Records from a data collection
■ ■ ■ ■ ■ ■ ■
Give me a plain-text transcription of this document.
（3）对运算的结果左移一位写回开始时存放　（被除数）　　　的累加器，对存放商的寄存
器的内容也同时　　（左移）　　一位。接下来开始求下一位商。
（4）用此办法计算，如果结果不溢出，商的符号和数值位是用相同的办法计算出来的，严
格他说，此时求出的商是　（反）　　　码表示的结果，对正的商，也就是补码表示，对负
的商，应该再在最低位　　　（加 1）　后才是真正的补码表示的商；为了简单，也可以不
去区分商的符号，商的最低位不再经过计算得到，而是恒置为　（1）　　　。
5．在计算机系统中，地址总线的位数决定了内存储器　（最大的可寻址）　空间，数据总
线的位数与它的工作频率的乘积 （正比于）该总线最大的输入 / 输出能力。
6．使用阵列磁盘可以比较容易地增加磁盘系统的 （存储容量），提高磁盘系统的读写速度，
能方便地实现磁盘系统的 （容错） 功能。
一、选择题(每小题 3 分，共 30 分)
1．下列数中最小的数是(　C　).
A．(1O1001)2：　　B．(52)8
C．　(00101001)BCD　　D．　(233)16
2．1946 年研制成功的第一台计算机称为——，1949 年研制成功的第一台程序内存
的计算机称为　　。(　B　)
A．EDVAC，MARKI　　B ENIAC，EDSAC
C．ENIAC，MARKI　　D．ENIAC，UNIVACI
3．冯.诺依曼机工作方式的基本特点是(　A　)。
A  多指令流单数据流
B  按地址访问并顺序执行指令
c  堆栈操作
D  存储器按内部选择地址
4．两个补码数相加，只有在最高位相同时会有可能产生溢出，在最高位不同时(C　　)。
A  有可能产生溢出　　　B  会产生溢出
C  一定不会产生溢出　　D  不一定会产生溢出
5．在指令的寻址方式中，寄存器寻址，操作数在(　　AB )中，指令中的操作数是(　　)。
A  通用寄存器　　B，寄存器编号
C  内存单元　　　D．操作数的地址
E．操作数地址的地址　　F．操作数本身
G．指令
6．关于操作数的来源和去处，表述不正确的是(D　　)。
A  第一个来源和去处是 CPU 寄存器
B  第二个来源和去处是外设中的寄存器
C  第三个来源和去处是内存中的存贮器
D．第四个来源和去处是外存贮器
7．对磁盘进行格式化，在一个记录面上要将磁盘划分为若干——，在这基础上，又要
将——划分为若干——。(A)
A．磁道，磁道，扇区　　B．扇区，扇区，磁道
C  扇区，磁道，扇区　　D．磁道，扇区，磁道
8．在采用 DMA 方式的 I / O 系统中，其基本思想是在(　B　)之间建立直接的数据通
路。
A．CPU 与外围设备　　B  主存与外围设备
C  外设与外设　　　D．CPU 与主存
■ ■ ■ ■ ■ ■ ■
* **WORK REQUIRED**:
Go through the material above and count the lines that include "ENIAC". Give the number alone.

* **RESPONSE**:
2